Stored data
★ ★ ★

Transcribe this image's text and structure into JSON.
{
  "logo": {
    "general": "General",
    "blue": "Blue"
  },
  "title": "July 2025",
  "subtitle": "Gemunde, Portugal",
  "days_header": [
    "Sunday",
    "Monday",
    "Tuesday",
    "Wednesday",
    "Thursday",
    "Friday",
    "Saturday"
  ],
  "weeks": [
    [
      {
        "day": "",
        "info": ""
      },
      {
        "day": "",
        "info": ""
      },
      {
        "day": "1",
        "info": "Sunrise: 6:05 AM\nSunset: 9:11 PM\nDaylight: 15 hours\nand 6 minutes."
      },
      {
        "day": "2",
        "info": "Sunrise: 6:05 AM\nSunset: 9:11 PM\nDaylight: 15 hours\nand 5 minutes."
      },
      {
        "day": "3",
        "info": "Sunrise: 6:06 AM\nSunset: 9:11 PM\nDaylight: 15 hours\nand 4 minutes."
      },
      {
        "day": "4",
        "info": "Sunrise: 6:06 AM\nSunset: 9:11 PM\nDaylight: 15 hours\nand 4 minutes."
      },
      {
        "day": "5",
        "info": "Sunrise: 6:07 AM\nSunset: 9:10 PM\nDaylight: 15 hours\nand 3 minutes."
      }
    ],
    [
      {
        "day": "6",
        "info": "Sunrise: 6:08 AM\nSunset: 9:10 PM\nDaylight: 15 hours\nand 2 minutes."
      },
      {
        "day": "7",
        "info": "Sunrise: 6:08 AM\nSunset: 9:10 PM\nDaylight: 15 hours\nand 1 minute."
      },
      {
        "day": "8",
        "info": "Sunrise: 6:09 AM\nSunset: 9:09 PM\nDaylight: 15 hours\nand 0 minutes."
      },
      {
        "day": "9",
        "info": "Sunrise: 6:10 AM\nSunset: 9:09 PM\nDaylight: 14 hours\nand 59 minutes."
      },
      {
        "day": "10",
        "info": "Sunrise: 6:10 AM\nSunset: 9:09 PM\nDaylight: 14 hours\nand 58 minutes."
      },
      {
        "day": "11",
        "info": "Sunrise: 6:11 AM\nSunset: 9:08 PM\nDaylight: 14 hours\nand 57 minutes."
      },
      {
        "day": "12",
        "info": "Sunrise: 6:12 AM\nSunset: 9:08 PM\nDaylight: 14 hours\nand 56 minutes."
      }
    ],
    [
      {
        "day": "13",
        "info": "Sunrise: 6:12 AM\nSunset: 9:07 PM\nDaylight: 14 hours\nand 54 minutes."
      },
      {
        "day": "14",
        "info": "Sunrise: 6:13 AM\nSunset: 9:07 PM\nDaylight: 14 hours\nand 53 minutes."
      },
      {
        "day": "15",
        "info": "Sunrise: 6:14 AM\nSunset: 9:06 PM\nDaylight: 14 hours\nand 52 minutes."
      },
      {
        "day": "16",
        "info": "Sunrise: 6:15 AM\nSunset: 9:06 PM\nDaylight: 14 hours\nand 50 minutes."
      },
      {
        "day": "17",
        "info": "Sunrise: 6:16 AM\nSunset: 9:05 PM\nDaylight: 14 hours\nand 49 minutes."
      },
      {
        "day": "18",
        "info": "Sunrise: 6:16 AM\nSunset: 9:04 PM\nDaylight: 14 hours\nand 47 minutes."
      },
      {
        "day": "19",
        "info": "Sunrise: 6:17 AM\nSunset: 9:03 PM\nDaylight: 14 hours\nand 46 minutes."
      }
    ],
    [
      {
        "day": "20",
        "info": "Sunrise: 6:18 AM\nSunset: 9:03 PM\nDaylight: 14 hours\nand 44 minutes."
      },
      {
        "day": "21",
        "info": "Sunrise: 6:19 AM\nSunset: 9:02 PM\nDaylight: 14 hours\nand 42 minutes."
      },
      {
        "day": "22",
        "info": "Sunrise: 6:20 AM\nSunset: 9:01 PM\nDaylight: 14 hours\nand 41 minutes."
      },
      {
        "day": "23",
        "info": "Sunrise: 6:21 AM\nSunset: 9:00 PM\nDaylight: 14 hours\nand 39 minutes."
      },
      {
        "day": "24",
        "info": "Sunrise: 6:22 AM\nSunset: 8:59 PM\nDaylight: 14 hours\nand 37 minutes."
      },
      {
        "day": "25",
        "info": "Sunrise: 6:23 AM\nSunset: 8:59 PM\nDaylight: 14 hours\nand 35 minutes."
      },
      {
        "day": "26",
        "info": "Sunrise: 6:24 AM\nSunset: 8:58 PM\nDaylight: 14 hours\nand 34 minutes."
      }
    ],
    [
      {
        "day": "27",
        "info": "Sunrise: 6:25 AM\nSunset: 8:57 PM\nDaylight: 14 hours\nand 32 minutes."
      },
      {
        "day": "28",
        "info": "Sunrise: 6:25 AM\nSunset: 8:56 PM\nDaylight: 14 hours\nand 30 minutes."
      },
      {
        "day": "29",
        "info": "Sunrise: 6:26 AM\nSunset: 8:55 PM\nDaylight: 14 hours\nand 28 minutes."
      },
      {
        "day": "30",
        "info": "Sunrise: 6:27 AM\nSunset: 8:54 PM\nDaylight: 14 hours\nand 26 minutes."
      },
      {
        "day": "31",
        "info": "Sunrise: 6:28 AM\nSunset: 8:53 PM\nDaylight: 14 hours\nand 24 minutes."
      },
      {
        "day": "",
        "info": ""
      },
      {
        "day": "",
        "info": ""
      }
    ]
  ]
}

★ ★ ★

* [STATED PROBLEM] Recopy the entries above exactly, with every line included.

* [ANSWER TO THIS TASK]
Transcribe this image's text and structure into JSON.
{
  "logo": {
    "general": "General",
    "blue": "Blue"
  },
  "title": "July 2025",
  "subtitle": "Gemunde, Portugal",
  "days_header": [
    "Sunday",
    "Monday",
    "Tuesday",
    "Wednesday",
    "Thursday",
    "Friday",
    "Saturday"
  ],
  "weeks": [
    [
      {
        "day": "",
        "info": ""
      },
      {
        "day": "",
        "info": ""
      },
      {
        "day": "1",
        "info": "Sunrise: 6:05 AM\nSunset: 9:11 PM\nDaylight: 15 hours\nand 6 minutes."
      },
      {
        "day": "2",
        "info": "Sunrise: 6:05 AM\nSunset: 9:11 PM\nDaylight: 15 hours\nand 5 minutes."
      },
      {
        "day": "3",
        "info": "Sunrise: 6:06 AM\nSunset: 9:11 PM\nDaylight: 15 hours\nand 4 minutes."
      },
      {
        "day": "4",
        "info": "Sunrise: 6:06 AM\nSunset: 9:11 PM\nDaylight: 15 hours\nand 4 minutes."
      },
      {
        "day": "5",
        "info": "Sunrise: 6:07 AM\nSunset: 9:10 PM\nDaylight: 15 hours\nand 3 minutes."
      }
    ],
    [
      {
        "day": "6",
        "info": "Sunrise: 6:08 AM\nSunset: 9:10 PM\nDaylight: 15 hours\nand 2 minutes."
      },
      {
        "day": "7",
        "info": "Sunrise: 6:08 AM\nSunset: 9:10 PM\nDaylight: 15 hours\nand 1 minute."
      },
      {
        "day": "8",
        "info": "Sunrise: 6:09 AM\nSunset: 9:09 PM\nDaylight: 15 hours\nand 0 minutes."
      },
      {
        "day": "9",
        "info": "Sunrise: 6:10 AM\nSunset: 9:09 PM\nDaylight: 14 hours\nand 59 minutes."
      },
      {
        "day": "10",
        "info": "Sunrise: 6:10 AM\nSunset: 9:09 PM\nDaylight: 14 hours\nand 58 minutes."
      },
      {
        "day": "11",
        "info": "Sunrise: 6:11 AM\nSunset: 9:08 PM\nDaylight: 14 hours\nand 57 minutes."
      },
      {
        "day": "12",
        "info": "Sunrise: 6:12 AM\nSunset: 9:08 PM\nDaylight: 14 hours\nand 56 minutes."
      }
    ],
    [
      {
        "day": "13",
        "info": "Sunrise: 6:12 AM\nSunset: 9:07 PM\nDaylight: 14 hours\nand 54 minutes."
      },
      {
        "day": "14",
        "info": "Sunrise: 6:13 AM\nSunset: 9:07 PM\nDaylight: 14 hours\nand 53 minutes."
      },
      {
        "day": "15",
        "info": "Sunrise: 6:14 AM\nSunset: 9:06 PM\nDaylight: 14 hours\nand 52 minutes."
      },
      {
        "day": "16",
        "info": "Sunrise: 6:15 AM\nSunset: 9:06 PM\nDaylight: 14 hours\nand 50 minutes."
      },
      {
        "day": "17",
        "info": "Sunrise: 6:16 AM\nSunset: 9:05 PM\nDaylight: 14 hours\nand 49 minutes."
      },
      {
        "day": "18",
        "info": "Sunrise: 6:16 AM\nSunset: 9:04 PM\nDaylight: 14 hours\nand 47 minutes."
      },
      {
        "day": "19",
        "info": "Sunrise: 6:17 AM\nSunset: 9:03 PM\nDaylight: 14 hours\nand 46 minutes."
      }
    ],
    [
      {
        "day": "20",
        "info": "Sunrise: 6:18 AM\nSunset: 9:03 PM\nDaylight: 14 hours\nand 44 minutes."
      },
      {
        "day": "21",
        "info": "Sunrise: 6:19 AM\nSunset: 9:02 PM\nDaylight: 14 hours\nand 42 minutes."
      },
      {
        "day": "22",
        "info": "Sunrise: 6:20 AM\nSunset: 9:01 PM\nDaylight: 14 hours\nand 41 minutes."
      },
      {
        "day": "23",
        "info": "Sunrise: 6:21 AM\nSunset: 9:00 PM\nDaylight: 14 hours\nand 39 minutes."
      },
      {
        "day": "24",
        "info": "Sunrise: 6:22 AM\nSunset: 8:59 PM\nDaylight: 14 hours\nand 37 minutes."
      },
      {
        "day": "25",
        "info": "Sunrise: 6:23 AM\nSunset: 8:59 PM\nDaylight: 14 hours\nand 35 minutes."
      },
      {
        "day": "26",
        "info": "Sunrise: 6:24 AM\nSunset: 8:58 PM\nDaylight: 14 hours\nand 34 minutes."
      }
    ],
    [
      {
        "day": "27",
        "info": "Sunrise: 6:25 AM\nSunset: 8:57 PM\nDaylight: 14 hours\nand 32 minutes."
      },
      {
        "day": "28",
        "info": "Sunrise: 6:25 AM\nSunset: 8:56 PM\nDaylight: 14 hours\nand 30 minutes."
      },
      {
        "day": "29",
        "info": "Sunrise: 6:26 AM\nSunset: 8:55 PM\nDaylight: 14 hours\nand 28 minutes."
      },
      {
        "day": "30",
        "info": "Sunrise: 6:27 AM\nSunset: 8:54 PM\nDaylight: 14 hours\nand 26 minutes."
      },
      {
        "day": "31",
        "info": "Sunrise: 6:28 AM\nSunset: 8:53 PM\nDaylight: 14 hours\nand 24 minutes."
      },
      {
        "day": "",
        "info": ""
      },
      {
        "day": "",
        "info": ""
      }
    ]
  ]
}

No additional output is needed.